> [Extrait de page]
La vérité n’aura pas lieu, de Frédéric Viguier

L’auteur est contacté par Gisèle Chabaud qui lui commande un livre pour réhabiliter l’honneur de son fils Sylvain, qui s’est suicidé après avoir été accusé d’attouchement sur une amie de sa fille âgée de quatorze ans. Elle est persuadée qu’il a été victime de violences policières et accusé sans preuve. Elle a déposé plainte contre les deux policiers qui l’ont interrogé, ils ont reçu un blâme, mais deux ans après les faits, rien ne calme sa colère. Elle ne demande pas à Frédéric Viguier d’enquêter comme un journaliste sur les faits, mais bien d’écrire un roman qui rendrait hommage à l’innocence bafouée de Sylvain. Etant en manque d’inspiration et d’argent, il accepte. Dès le début, Gisèle ne lui communique qu’une partie des pièces du dossier et refuse vigoureusement qu’il rencontre Alice, la femme de Sylvain, sa fille Cassandra ou encore Manon la victime.

Il s’agit d’un roman choral à la charpente particulière. On suit la construction du livre en alternance avec des chapitres où Sylvain Chabaud et sa famille racontent leur histoire. On assiste à la déconfiture de cet homme qui a tendance à se croire le centre d’un monde qui va s’écrouler en un week end. Les réflexions de l’auteur sur le processus d’écriture sont passionnantes, sa position évolue tout au long de son travail. Au début, Gisèle compte en faire le nègre de son propre livre, ce qu’il accepte surtout pour des raisons financières, mais il s ‘implique peu à peu dans son travail et se l’approprie. Le livre devient de plus en plus le sien, Gisèle essaie de contrer le mouvement, mais finit par céder. Elle lui donne les dernières pièces du dossier, mais ne veut plus rien avoir à faire avec lui tant elle se sent dépossédée de son projet. La réflexion sur le rôle de la littérature, en opposition au journalisme est vraiment passionnante. Elle ne doit pas simplement décrire le réel, mais aller au-delà pour trouver une vérité qui dépasse les faits bruts. Il se réfère à de nombreuses reprises au roman de Truman Capote, De sang froid, ce qui m’a donné très envie de le sortir de ma pal, ce sera sans doute une de mes prochaines lectures. Il réfléchit aussi à ses motivations, pas forcément héroïques, mais finalement c’est la littérature qui gagnera la combat.

> [Données fournies]
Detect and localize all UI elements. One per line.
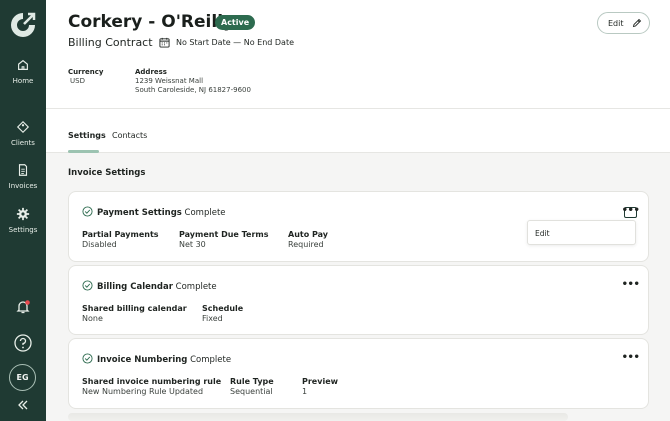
sidebar-item-label: Invoices xyxy=(8,182,38,190)
billing-calendar-card: Billing Calendar Complete ••• Shared bil… xyxy=(68,265,649,335)
notification-dot xyxy=(25,300,30,305)
field-value: Required xyxy=(288,240,324,249)
field-label: Shared billing calendar xyxy=(82,304,187,313)
field-value: New Numbering Rule Updated xyxy=(82,387,204,396)
invoice-numbering-card: Invoice Numbering Complete ••• Shared in… xyxy=(68,338,649,409)
tag-icon xyxy=(16,120,30,134)
field-label: Partial Payments xyxy=(82,230,159,239)
tab-settings[interactable]: Settings xyxy=(68,131,106,140)
avatar[interactable]: EG xyxy=(9,364,36,391)
section-heading: Invoice Settings xyxy=(68,168,146,178)
ellipsis-icon: ••• xyxy=(621,204,640,216)
field-label: Payment Due Terms xyxy=(179,230,269,239)
card-title: Payment Settings Complete xyxy=(97,208,226,218)
sidebar-item-label: Settings xyxy=(8,226,38,234)
card-title: Invoice Numbering Complete xyxy=(97,355,231,365)
status-badge: Active xyxy=(215,15,256,30)
sidebar: Home Clients Invoices Settings EG xyxy=(0,0,46,421)
more-options-menu: Edit xyxy=(527,220,636,245)
address-line2: South Caroleside, NJ 61827-9600 xyxy=(135,86,251,94)
address-label: Address xyxy=(135,68,167,76)
field-value: 1 xyxy=(302,387,308,396)
card-status: Complete xyxy=(190,355,232,365)
field-value: None xyxy=(82,314,103,323)
active-tab-indicator xyxy=(68,150,99,153)
sidebar-item-clients[interactable]: Clients xyxy=(11,120,35,147)
address-line1: 1239 Weissnat Mall xyxy=(135,77,204,85)
sidebar-item-settings[interactable]: Settings xyxy=(8,207,38,234)
page-title: Corkery - O'Reilly xyxy=(68,12,235,32)
next-card-edge xyxy=(68,413,568,421)
card-title-name: Invoice Numbering xyxy=(97,355,188,365)
help-icon[interactable] xyxy=(13,333,33,353)
gear-icon xyxy=(16,207,30,221)
check-circle-icon xyxy=(82,206,93,217)
card-title-name: Payment Settings xyxy=(97,208,182,218)
card-title-name: Billing Calendar xyxy=(97,282,173,292)
sidebar-item-invoices[interactable]: Invoices xyxy=(8,163,38,190)
field-value: Disabled xyxy=(82,240,117,249)
check-circle-icon xyxy=(82,280,93,291)
home-icon xyxy=(18,59,28,70)
field-label: Rule Type xyxy=(230,377,274,386)
menu-item-edit[interactable]: Edit xyxy=(535,229,550,238)
sidebar-item-label: Clients xyxy=(11,139,35,147)
ellipsis-icon: ••• xyxy=(621,351,640,363)
field-value: Net 30 xyxy=(179,240,206,249)
field-label: Preview xyxy=(302,377,339,386)
field-value: Fixed xyxy=(202,314,223,323)
calendar-icon xyxy=(159,37,170,48)
more-options-button[interactable]: ••• xyxy=(621,278,640,292)
tab-bar: Settings Contacts xyxy=(46,109,670,153)
edit-button-label: Edit xyxy=(608,18,624,28)
pencil-icon xyxy=(632,18,641,28)
field-label: Auto Pay xyxy=(288,230,329,239)
card-status: Complete xyxy=(175,282,217,292)
currency-label: Currency xyxy=(68,68,104,76)
document-icon xyxy=(18,164,28,176)
field-value: Sequential xyxy=(230,387,273,396)
collapse-sidebar-icon[interactable] xyxy=(17,399,29,411)
check-circle-icon xyxy=(82,353,93,364)
sidebar-item-home[interactable]: Home xyxy=(12,58,34,85)
contract-header: Corkery - O'Reilly Active Billing Contra… xyxy=(46,0,670,109)
more-options-button[interactable]: ••• xyxy=(621,351,640,365)
tab-contacts[interactable]: Contacts xyxy=(112,131,147,140)
page-subtitle: Billing Contract xyxy=(68,36,153,49)
date-range: No Start Date — No End Date xyxy=(176,38,295,47)
card-title: Billing Calendar Complete xyxy=(97,282,217,292)
bell-icon[interactable] xyxy=(15,299,31,315)
edit-contract-button[interactable]: Edit xyxy=(597,12,650,34)
ellipsis-icon: ••• xyxy=(621,278,640,290)
sidebar-item-label: Home xyxy=(12,77,34,85)
logo-icon[interactable] xyxy=(8,10,38,40)
currency-value: USD xyxy=(70,77,85,85)
field-label: Shared invoice numbering rule xyxy=(82,377,222,386)
field-label: Schedule xyxy=(202,304,244,313)
card-status: Complete xyxy=(184,208,226,218)
more-options-button[interactable]: ••• xyxy=(621,204,640,218)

> [À faire]
A - Relevez toutes les personnes nommées dans l'extrait sur le roman La vérité n'aura pas lieu.
B - Reprenez la critique du roman La vérité n'aura pas lieu là où elle s'arrête, et poursuivez-la.

> [Les résultats]
A - Frédéric Viguier, Gisèle Chabaud, Sylvain Chabaud, Alice, Cassandra, Manon, Truman Capote

B -
La position de l’auteur sur la culpabilité de Sylvain évoluera aussi au fil des pages. Sa mère voit en lui un innocent injustement accusé, mais il se rend vite compte que la réalité est beaucoup plus complexe. On ne sait pas s’il a fait ce dont tout l’accuse et finalement ce n’est pas la question essentielle du livre. Sylvain, Alice, Cassandra et les policiers dévoileront chacun leur point de vue et leur vérité.

L’auteur interroge tout le monde, sauf la victime, qui ne donne jamais son avis. On sait juste qu’elle ne se sent pas victime, mais que ce sont ses parents qui ont enclenché cette procédure. Cassandra, Manon et Sylvain ont des relations triangulaires très malsaines que l’auteur explore sans jamais se prononcer sur l’éventuelle culpabilité des protagonistes. On peut aussi se demander qui est victime de qui dans cette sombre histoire. Personne n’est tout blanc ou tout noir, même si Sylvain ne s’est pas toujours comporté en adulte responsable. Alice est très effacée et dominée par son mari, mais le drame la révèlera à elle-même. Elle saura faire face contrairement à Sylvain.

J’ai beaucoup aimé ce livre très original sur un sujet brûlant. Merci à Netgalley et aux Editions Plon pour leur confiance.

#Lavériténaurapaslieu #NetGalleyFrance !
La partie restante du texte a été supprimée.